#### [EXERCISE GOAL]
Turn every line of the material below into a numbered list, omitting blank lines.
## begin
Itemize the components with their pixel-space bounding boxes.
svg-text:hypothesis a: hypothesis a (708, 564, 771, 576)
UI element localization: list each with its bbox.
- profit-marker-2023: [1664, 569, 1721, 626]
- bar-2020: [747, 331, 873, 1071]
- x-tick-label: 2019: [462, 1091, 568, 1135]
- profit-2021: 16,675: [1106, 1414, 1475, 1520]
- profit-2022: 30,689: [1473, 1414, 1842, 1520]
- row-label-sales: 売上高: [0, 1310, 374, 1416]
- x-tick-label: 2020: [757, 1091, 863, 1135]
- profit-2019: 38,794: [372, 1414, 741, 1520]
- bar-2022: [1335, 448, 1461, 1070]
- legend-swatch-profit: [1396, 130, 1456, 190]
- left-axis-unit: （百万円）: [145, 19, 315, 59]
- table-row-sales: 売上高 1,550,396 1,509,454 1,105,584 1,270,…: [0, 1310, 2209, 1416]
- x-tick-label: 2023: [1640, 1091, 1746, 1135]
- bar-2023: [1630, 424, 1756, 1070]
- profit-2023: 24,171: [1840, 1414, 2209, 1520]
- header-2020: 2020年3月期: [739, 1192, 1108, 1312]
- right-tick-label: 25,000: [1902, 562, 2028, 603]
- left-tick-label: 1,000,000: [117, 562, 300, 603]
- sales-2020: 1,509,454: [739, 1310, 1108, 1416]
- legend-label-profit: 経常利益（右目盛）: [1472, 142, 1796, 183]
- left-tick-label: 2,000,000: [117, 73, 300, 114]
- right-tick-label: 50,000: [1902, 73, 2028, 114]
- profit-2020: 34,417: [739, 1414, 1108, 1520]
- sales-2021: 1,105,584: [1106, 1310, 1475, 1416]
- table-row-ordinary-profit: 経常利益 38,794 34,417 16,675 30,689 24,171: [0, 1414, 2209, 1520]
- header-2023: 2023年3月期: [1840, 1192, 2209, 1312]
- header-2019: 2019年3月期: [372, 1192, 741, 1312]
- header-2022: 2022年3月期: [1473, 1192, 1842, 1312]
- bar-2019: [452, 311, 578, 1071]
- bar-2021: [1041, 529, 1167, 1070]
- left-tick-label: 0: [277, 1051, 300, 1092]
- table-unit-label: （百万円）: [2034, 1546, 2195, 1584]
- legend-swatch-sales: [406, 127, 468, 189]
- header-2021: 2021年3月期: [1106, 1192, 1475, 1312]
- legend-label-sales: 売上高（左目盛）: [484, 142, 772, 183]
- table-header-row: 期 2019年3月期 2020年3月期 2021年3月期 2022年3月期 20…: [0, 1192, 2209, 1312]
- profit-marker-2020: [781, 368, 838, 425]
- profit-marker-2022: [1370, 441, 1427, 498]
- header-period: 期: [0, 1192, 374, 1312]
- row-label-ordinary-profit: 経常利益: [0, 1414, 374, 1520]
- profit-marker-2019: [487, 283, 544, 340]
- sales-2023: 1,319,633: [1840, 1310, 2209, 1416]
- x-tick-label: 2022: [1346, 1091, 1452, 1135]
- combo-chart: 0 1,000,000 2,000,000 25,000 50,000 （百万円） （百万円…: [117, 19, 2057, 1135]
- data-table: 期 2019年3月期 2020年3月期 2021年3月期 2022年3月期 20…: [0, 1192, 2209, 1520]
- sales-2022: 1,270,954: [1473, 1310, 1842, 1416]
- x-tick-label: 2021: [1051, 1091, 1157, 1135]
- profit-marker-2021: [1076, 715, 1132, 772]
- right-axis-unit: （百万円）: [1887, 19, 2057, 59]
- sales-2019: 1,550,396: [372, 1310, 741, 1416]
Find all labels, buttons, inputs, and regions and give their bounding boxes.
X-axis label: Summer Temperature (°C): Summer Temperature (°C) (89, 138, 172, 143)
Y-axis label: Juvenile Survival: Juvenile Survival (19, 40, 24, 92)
## end
#### [TASK SOLUTION]
1. Itemize the components with their pixel-space bounding boxes.
2. svg-text:hypothesis a: hypothesis a (708, 564, 771, 576)
3. UI element localization: list each with its bbox.
4. - profit-marker-2023: [1664, 569, 1721, 626]
5. - bar-2020: [747, 331, 873, 1071]
6. - x-tick-label: 2019: [462, 1091, 568, 1135]
7. - profit-2021: 16,675: [1106, 1414, 1475, 1520]
8. - profit-2022: 30,689: [1473, 1414, 1842, 1520]
9. - row-label-sales: 売上高: [0, 1310, 374, 1416]
10. - x-tick-label: 2020: [757, 1091, 863, 1135]
11. - profit-2019: 38,794: [372, 1414, 741, 1520]
12. - bar-2022: [1335, 448, 1461, 1070]
13. - legend-swatch-profit: [1396, 130, 1456, 190]
14. - left-axis-unit: （百万円）: [145, 19, 315, 59]
15. - table-row-sales: 売上高 1,550,396 1,509,454 1,105,584 1,270,…: [0, 1310, 2209, 1416]
16. - x-tick-label: 2023: [1640, 1091, 1746, 1135]
17. - bar-2023: [1630, 424, 1756, 1070]
18. - profit-2023: 24,171: [1840, 1414, 2209, 1520]
19. - header-2020: 2020年3月期: [739, 1192, 1108, 1312]
20. - right-tick-label: 25,000: [1902, 562, 2028, 603]
21. - left-tick-label: 1,000,000: [117, 562, 300, 603]
22. - sales-2020: 1,509,454: [739, 1310, 1108, 1416]
23. - legend-label-profit: 経常利益（右目盛）: [1472, 142, 1796, 183]
24. - left-tick-label: 2,000,000: [117, 73, 300, 114]
25. - right-tick-label: 50,000: [1902, 73, 2028, 114]
26. - profit-2020: 34,417: [739, 1414, 1108, 1520]
27. - sales-2021: 1,105,584: [1106, 1310, 1475, 1416]
28. - table-row-ordinary-profit: 経常利益 38,794 34,417 16,675 30,689 24,171: [0, 1414, 2209, 1520]
29. - header-2023: 2023年3月期: [1840, 1192, 2209, 1312]
30. - header-2019: 2019年3月期: [372, 1192, 741, 1312]
31. - header-2022: 2022年3月期: [1473, 1192, 1842, 1312]
32. - bar-2019: [452, 311, 578, 1071]
33. - bar-2021: [1041, 529, 1167, 1070]
34. - left-tick-label: 0: [277, 1051, 300, 1092]
35. - table-unit-label: （百万円）: [2034, 1546, 2195, 1584]
36. - legend-swatch-sales: [406, 127, 468, 189]
37. - header-2021: 2021年3月期: [1106, 1192, 1475, 1312]
38. - legend-label-sales: 売上高（左目盛）: [484, 142, 772, 183]
39. - table-header-row: 期 2019年3月期 2020年3月期 2021年3月期 2022年3月期 20…: [0, 1192, 2209, 1312]
40. - profit-marker-2020: [781, 368, 838, 425]
41. - profit-marker-2022: [1370, 441, 1427, 498]
42. - header-period: 期: [0, 1192, 374, 1312]
43. - row-label-ordinary-profit: 経常利益: [0, 1414, 374, 1520]
44. - profit-marker-2019: [487, 283, 544, 340]
45. - sales-2023: 1,319,633: [1840, 1310, 2209, 1416]
46. - x-tick-label: 2022: [1346, 1091, 1452, 1135]
47. - combo-chart: 0 1,000,000 2,000,000 25,000 50,000 （百万円） （百万円…: [117, 19, 2057, 1135]
48. - data-table: 期 2019年3月期 2020年3月期 2021年3月期 2022年3月期 20…: [0, 1192, 2209, 1520]
49. - sales-2022: 1,270,954: [1473, 1310, 1842, 1416]
50. - x-tick-label: 2021: [1051, 1091, 1157, 1135]
51. - profit-marker-2021: [1076, 715, 1132, 772]
52. - right-axis-unit: （百万円）: [1887, 19, 2057, 59]
53. - sales-2019: 1,550,396: [372, 1310, 741, 1416]
54. Find all labels, buttons, inputs, and regions and give their bounding boxes.
55. X-axis label: Summer Temperature (°C): Summer Temperature (°C) (89, 138, 172, 143)
56. Y-axis label: Juvenile Survival: Juvenile Survival (19, 40, 24, 92)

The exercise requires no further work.